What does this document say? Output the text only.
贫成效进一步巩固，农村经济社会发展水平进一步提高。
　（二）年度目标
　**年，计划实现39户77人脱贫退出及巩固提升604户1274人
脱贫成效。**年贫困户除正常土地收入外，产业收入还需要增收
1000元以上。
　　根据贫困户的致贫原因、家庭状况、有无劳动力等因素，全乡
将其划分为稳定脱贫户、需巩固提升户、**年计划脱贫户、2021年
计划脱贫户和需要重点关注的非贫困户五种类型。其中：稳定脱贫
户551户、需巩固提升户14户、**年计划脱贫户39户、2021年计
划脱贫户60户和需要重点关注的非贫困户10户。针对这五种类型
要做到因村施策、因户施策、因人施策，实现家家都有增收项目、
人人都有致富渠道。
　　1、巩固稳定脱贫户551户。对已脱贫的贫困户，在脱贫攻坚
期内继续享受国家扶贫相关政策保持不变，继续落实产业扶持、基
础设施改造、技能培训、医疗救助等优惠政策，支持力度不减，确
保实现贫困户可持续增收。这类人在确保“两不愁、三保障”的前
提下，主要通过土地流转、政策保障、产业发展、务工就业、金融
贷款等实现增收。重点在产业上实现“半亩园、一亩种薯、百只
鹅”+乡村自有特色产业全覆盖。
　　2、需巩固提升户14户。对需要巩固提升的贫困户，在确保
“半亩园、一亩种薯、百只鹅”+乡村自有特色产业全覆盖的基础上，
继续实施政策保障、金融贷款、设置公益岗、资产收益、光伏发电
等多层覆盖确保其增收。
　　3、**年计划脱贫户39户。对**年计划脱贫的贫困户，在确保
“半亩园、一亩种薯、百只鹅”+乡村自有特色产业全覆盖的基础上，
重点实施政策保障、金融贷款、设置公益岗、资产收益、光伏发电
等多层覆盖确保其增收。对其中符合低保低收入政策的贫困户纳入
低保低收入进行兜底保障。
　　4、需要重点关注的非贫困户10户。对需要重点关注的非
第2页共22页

> **GIVEN PROBLEM**:
Return all of the entries exactly as they were supplied.

> **FINAL ANSWER**:
What does this document say? Output the text only.
贫成效进一步巩固，农村经济社会发展水平进一步提高。
　（二）年度目标
　**年，计划实现39户77人脱贫退出及巩固提升604户1274人
脱贫成效。**年贫困户除正常土地收入外，产业收入还需要增收
1000元以上。
　　根据贫困户的致贫原因、家庭状况、有无劳动力等因素，全乡
将其划分为稳定脱贫户、需巩固提升户、**年计划脱贫户、2021年
计划脱贫户和需要重点关注的非贫困户五种类型。其中：稳定脱贫
户551户、需巩固提升户14户、**年计划脱贫户39户、2021年计
划脱贫户60户和需要重点关注的非贫困户10户。针对这五种类型
要做到因村施策、因户施策、因人施策，实现家家都有增收项目、
人人都有致富渠道。
　　1、巩固稳定脱贫户551户。对已脱贫的贫困户，在脱贫攻坚
期内继续享受国家扶贫相关政策保持不变，继续落实产业扶持、基
础设施改造、技能培训、医疗救助等优惠政策，支持力度不减，确
保实现贫困户可持续增收。这类人在确保“两不愁、三保障”的前
提下，主要通过土地流转、政策保障、产业发展、务工就业、金融
贷款等实现增收。重点在产业上实现“半亩园、一亩种薯、百只
鹅”+乡村自有特色产业全覆盖。
　　2、需巩固提升户14户。对需要巩固提升的贫困户，在确保
“半亩园、一亩种薯、百只鹅”+乡村自有特色产业全覆盖的基础上，
继续实施政策保障、金融贷款、设置公益岗、资产收益、光伏发电
等多层覆盖确保其增收。
　　3、**年计划脱贫户39户。对**年计划脱贫的贫困户，在确保
“半亩园、一亩种薯、百只鹅”+乡村自有特色产业全覆盖的基础上，
重点实施政策保障、金融贷款、设置公益岗、资产收益、光伏发电
等多层覆盖确保其增收。对其中符合低保低收入政策的贫困户纳入
低保低收入进行兜底保障。
　　4、需要重点关注的非贫困户10户。对需要重点关注的非
第2页共22页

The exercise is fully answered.